:: DATA LINES ::
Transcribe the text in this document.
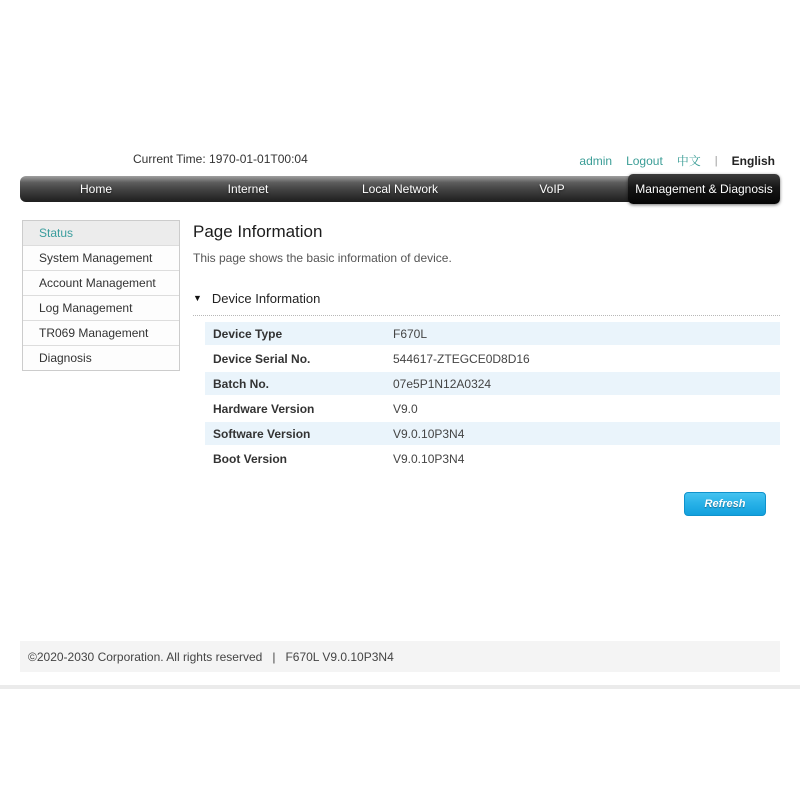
Current Time: 1970-01-01T00:04	admin Logout 中文 | English
Home	Internet	Local Network	VoIP	Management & Diagnosis
Status
System Management
Account Management
Log Management
TR069 Management
Diagnosis
Page Information
This page shows the basic information of device.
▼ Device Information
Device Type	F670L
Device Serial No.	544617-ZTEGCE0D8D16
Batch No.	07e5P1N12A0324
Hardware Version	V9.0
Software Version	V9.0.10P3N4
Boot Version	V9.0.10P3N4
Refresh
©2020-2030 Corporation. All rights reserved | F670L V9.0.10P3N4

:: INSTRUCTIONS FOR THE TASK ::
Give every record again exactly, apart from the pictures, which stay out.

:: EXERCISE RESULT ::
Transcribe the text in this document.
Current Time: 1970-01-01T00:04	admin Logout 中文 | English
Home	Internet	Local Network	VoIP	Management & Diagnosis
Status
System Management
Account Management
Log Management
TR069 Management
Diagnosis
Page Information
This page shows the basic information of device.
▼ Device Information
Device Type	F670L
Device Serial No.	544617-ZTEGCE0D8D16
Batch No.	07e5P1N12A0324
Hardware Version	V9.0
Software Version	V9.0.10P3N4
Boot Version	V9.0.10P3N4
Refresh
©2020-2030 Corporation. All rights reserved | F670L V9.0.10P3N4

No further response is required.